-- Begin --
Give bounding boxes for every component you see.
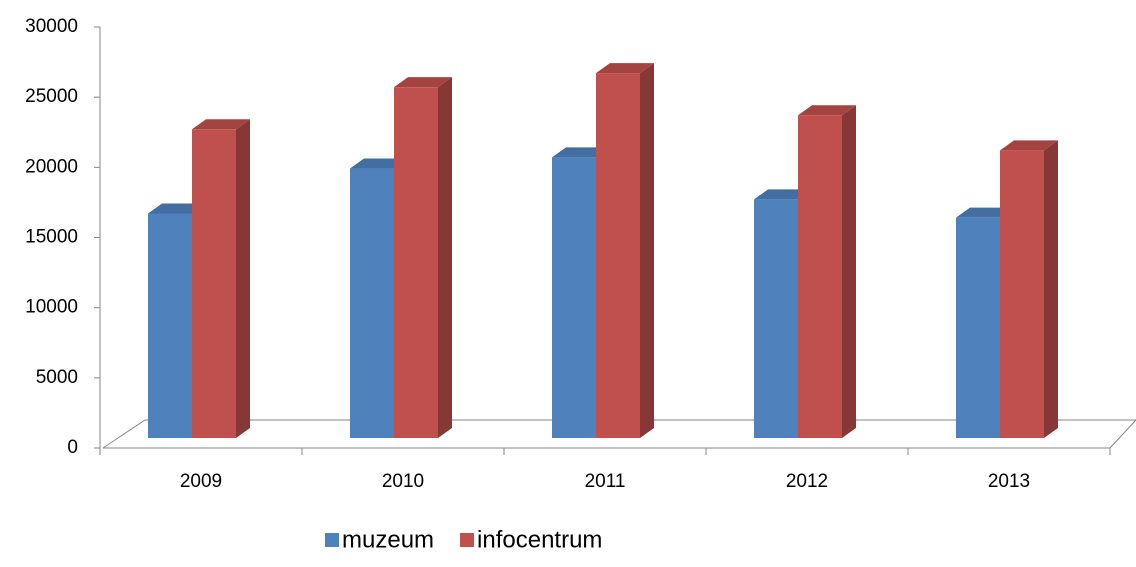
bar-top — [956, 207, 1014, 218]
y-tick-label: 5000 — [36, 367, 78, 388]
bar-top — [754, 189, 812, 200]
bar — [956, 217, 1000, 438]
y-tick-label: 25000 — [25, 86, 78, 107]
bar-side — [236, 119, 250, 439]
legend-label: muzeum — [342, 526, 434, 553]
bar — [798, 115, 842, 438]
bar — [552, 157, 596, 439]
y-tick-label: 15000 — [25, 227, 78, 248]
bar-top — [192, 119, 250, 130]
bar-side — [640, 63, 654, 439]
x-tick-label: 2013 — [988, 471, 1030, 492]
bar — [394, 87, 438, 439]
floor — [102, 419, 1136, 449]
legend-swatch — [460, 533, 475, 547]
bar — [192, 129, 236, 438]
bar — [1000, 150, 1044, 439]
bar — [754, 199, 798, 438]
bar — [350, 168, 394, 438]
bar-side — [842, 105, 856, 438]
bar-side — [438, 77, 452, 439]
x-tick-label: 2012 — [786, 471, 828, 492]
bar-top — [552, 147, 610, 158]
bar-top — [148, 203, 206, 214]
bar-side — [1044, 140, 1058, 439]
bar — [148, 213, 192, 438]
legend-label: infocentrum — [477, 526, 602, 553]
y-tick-label: 0 — [67, 437, 78, 458]
bar-top — [350, 158, 408, 169]
y-tick-label: 20000 — [25, 156, 78, 177]
x-tick-label: 2010 — [382, 471, 424, 492]
y-tick-label: 10000 — [25, 297, 78, 318]
bar-top — [798, 105, 856, 116]
bar-top — [394, 77, 452, 88]
y-tick-label: 30000 — [25, 16, 78, 37]
bar-top — [596, 63, 654, 74]
x-tick-label: 2009 — [180, 471, 222, 492]
x-tick-label: 2011 — [585, 471, 626, 492]
legend-swatch — [325, 533, 339, 547]
bar-top — [1000, 140, 1058, 151]
bar — [596, 73, 640, 438]
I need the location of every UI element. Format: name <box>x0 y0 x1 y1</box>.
-- End --
* Problem to work on
Rewrite the records starting at the line that contains "bar-top — [956, 207, 1014, 218]" and ending at the line that contains "x-tick-label: 2009 — [180, 471, 222, 492]", swapping each "bar-side" for "bar-edge" and leaving everything else unchanged. Give only those lines.

* Response to this exercise
bar-top — [956, 207, 1014, 218]
y-tick-label: 5000 — [36, 367, 78, 388]
bar-top — [754, 189, 812, 200]
bar — [956, 217, 1000, 438]
y-tick-label: 25000 — [25, 86, 78, 107]
bar-edge — [236, 119, 250, 439]
legend-label: muzeum — [342, 526, 434, 553]
bar — [798, 115, 842, 438]
bar — [552, 157, 596, 439]
y-tick-label: 15000 — [25, 227, 78, 248]
bar-top — [192, 119, 250, 130]
bar-edge — [640, 63, 654, 439]
x-tick-label: 2013 — [988, 471, 1030, 492]
bar — [394, 87, 438, 439]
floor — [102, 419, 1136, 449]
legend-swatch — [460, 533, 475, 547]
bar — [192, 129, 236, 438]
bar — [1000, 150, 1044, 439]
bar — [754, 199, 798, 438]
bar — [350, 168, 394, 438]
bar-edge — [842, 105, 856, 438]
bar-edge — [438, 77, 452, 439]
x-tick-label: 2012 — [786, 471, 828, 492]
bar-top — [552, 147, 610, 158]
bar-top — [148, 203, 206, 214]
bar-edge — [1044, 140, 1058, 439]
bar — [148, 213, 192, 438]
legend-label: infocentrum — [477, 526, 602, 553]
y-tick-label: 0 — [67, 437, 78, 458]
bar-top — [350, 158, 408, 169]
y-tick-label: 20000 — [25, 156, 78, 177]
x-tick-label: 2010 — [382, 471, 424, 492]
y-tick-label: 10000 — [25, 297, 78, 318]
bar-top — [798, 105, 856, 116]
bar-top — [394, 77, 452, 88]
y-tick-label: 30000 — [25, 16, 78, 37]
bar-top — [596, 63, 654, 74]
x-tick-label: 2009 — [180, 471, 222, 492]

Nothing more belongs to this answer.